**To do**: Which lines contain the word "selection"? Return each of them as written.

**Stored entries**:
'''

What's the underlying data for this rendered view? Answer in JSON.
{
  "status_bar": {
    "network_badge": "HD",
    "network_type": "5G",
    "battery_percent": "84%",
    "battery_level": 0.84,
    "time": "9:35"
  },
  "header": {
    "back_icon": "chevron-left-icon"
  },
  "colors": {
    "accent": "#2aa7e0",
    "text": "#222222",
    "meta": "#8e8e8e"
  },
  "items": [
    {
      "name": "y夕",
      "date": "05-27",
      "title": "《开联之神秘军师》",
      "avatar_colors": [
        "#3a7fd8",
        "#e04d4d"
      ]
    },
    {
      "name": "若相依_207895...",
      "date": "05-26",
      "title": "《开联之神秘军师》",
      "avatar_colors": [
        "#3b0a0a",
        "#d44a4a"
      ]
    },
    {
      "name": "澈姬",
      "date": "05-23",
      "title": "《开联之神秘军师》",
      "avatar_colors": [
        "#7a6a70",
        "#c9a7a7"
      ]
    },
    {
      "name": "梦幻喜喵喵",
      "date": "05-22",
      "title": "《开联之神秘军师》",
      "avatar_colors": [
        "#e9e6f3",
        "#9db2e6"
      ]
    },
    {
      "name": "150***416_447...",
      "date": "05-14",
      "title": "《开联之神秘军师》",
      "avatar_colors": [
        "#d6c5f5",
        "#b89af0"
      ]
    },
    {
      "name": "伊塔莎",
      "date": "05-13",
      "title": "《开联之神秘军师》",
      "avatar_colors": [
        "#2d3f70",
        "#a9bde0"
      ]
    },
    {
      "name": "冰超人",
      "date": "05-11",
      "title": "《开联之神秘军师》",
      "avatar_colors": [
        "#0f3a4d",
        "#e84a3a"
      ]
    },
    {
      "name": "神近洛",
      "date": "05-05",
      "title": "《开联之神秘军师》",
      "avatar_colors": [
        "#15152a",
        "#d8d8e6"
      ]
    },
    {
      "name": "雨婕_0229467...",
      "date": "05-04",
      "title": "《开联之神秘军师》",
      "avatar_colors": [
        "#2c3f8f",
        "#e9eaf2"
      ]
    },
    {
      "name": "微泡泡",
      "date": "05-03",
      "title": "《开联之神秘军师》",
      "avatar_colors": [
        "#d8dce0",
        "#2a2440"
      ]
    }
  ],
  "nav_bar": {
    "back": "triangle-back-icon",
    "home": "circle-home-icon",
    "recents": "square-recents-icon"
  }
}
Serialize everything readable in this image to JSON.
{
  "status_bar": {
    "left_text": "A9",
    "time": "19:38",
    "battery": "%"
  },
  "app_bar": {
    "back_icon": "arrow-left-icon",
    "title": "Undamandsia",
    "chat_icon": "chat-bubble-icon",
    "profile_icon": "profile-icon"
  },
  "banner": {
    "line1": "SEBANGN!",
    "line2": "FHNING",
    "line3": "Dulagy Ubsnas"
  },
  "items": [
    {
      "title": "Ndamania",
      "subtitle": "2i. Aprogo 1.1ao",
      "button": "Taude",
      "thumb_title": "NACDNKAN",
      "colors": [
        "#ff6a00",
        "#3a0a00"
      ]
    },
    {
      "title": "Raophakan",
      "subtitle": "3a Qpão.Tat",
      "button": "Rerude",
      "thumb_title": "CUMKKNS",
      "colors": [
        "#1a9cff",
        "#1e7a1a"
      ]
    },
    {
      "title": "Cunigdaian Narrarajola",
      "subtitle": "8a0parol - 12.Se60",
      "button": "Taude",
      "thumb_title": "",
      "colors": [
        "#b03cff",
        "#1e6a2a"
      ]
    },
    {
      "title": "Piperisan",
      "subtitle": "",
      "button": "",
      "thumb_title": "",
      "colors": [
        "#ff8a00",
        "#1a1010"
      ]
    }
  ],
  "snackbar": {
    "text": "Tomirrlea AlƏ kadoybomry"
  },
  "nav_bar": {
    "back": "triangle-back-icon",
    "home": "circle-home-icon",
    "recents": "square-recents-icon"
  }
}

'''
'''

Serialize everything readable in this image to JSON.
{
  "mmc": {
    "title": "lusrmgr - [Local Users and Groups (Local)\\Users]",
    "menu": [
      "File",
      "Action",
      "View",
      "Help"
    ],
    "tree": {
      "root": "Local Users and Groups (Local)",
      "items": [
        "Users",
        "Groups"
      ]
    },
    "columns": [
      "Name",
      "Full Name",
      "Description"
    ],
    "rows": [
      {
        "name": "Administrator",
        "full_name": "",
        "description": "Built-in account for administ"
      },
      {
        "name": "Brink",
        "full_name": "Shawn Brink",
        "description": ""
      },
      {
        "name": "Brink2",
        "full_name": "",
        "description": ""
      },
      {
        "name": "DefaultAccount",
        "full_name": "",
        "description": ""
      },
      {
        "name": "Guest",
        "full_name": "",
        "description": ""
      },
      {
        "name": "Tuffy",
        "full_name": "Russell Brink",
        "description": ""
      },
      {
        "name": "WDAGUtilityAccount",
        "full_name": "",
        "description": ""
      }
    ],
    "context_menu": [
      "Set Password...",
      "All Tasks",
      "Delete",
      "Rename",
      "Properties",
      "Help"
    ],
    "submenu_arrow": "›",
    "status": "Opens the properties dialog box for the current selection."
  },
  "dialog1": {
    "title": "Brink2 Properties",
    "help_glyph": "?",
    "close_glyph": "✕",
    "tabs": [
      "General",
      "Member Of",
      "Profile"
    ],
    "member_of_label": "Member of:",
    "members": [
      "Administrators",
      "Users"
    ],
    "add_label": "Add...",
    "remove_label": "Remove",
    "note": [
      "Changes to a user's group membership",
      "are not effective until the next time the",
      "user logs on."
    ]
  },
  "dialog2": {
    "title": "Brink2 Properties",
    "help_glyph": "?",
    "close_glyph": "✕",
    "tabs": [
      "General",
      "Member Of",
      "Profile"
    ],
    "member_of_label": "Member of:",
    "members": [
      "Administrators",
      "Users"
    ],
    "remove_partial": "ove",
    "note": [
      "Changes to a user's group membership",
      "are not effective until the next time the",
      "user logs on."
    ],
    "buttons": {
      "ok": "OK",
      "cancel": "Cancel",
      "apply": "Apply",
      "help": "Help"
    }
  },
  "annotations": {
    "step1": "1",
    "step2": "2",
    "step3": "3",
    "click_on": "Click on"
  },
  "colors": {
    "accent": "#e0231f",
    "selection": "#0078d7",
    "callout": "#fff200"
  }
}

'''
'''

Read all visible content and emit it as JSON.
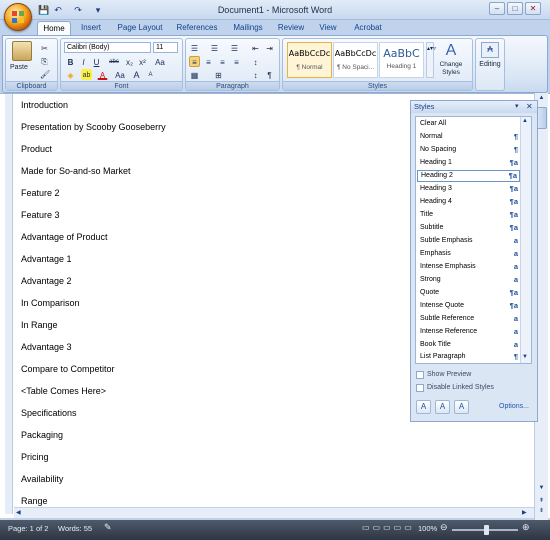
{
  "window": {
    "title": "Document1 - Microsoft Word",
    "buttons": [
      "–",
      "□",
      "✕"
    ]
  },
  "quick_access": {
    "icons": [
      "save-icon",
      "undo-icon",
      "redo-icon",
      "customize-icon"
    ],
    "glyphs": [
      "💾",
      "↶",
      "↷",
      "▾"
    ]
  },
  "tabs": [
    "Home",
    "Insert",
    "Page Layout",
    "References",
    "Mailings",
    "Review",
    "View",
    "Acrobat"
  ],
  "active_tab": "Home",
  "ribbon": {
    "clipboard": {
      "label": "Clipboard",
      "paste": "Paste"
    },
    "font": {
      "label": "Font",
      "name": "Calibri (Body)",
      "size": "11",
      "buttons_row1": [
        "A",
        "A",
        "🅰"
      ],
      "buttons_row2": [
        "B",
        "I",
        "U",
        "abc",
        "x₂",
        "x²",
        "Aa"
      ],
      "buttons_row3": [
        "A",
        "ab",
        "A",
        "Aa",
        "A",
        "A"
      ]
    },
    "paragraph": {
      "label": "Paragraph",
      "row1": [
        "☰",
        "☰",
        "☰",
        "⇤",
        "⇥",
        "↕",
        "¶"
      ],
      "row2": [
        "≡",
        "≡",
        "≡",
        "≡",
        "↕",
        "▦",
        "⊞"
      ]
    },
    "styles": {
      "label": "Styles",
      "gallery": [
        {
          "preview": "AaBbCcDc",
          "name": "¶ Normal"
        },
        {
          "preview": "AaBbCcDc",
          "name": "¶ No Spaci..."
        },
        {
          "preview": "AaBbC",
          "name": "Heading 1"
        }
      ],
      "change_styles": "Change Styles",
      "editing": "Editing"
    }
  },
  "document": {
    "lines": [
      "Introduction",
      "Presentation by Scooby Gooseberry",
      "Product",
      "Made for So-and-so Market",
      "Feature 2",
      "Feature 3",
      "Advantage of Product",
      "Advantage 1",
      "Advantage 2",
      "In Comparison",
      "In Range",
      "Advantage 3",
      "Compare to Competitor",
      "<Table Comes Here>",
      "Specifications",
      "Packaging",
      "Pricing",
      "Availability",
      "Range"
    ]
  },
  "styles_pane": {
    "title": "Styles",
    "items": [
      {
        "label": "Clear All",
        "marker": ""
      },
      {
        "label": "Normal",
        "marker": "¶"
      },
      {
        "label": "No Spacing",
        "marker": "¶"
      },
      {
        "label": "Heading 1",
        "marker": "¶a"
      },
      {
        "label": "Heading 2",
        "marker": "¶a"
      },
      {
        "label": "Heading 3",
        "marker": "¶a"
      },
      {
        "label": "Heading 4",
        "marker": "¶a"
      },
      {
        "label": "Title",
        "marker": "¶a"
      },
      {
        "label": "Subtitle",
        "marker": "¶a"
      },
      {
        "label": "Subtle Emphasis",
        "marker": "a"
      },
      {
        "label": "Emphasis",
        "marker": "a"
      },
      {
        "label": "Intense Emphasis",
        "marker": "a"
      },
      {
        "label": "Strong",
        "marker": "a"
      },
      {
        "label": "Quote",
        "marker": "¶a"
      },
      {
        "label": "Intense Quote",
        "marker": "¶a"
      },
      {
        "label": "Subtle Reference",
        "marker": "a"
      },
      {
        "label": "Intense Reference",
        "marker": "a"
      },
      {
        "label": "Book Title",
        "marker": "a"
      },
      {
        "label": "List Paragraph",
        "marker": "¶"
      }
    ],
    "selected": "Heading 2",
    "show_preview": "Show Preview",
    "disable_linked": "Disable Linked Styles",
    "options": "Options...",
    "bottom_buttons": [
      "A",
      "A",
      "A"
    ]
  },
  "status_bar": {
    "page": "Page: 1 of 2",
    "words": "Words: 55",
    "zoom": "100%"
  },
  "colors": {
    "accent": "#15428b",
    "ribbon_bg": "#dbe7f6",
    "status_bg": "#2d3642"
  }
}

'''

**Answer to this exercise**:
    "status": "Opens the properties dialog box for the current selection."
    "selection": "#0078d7",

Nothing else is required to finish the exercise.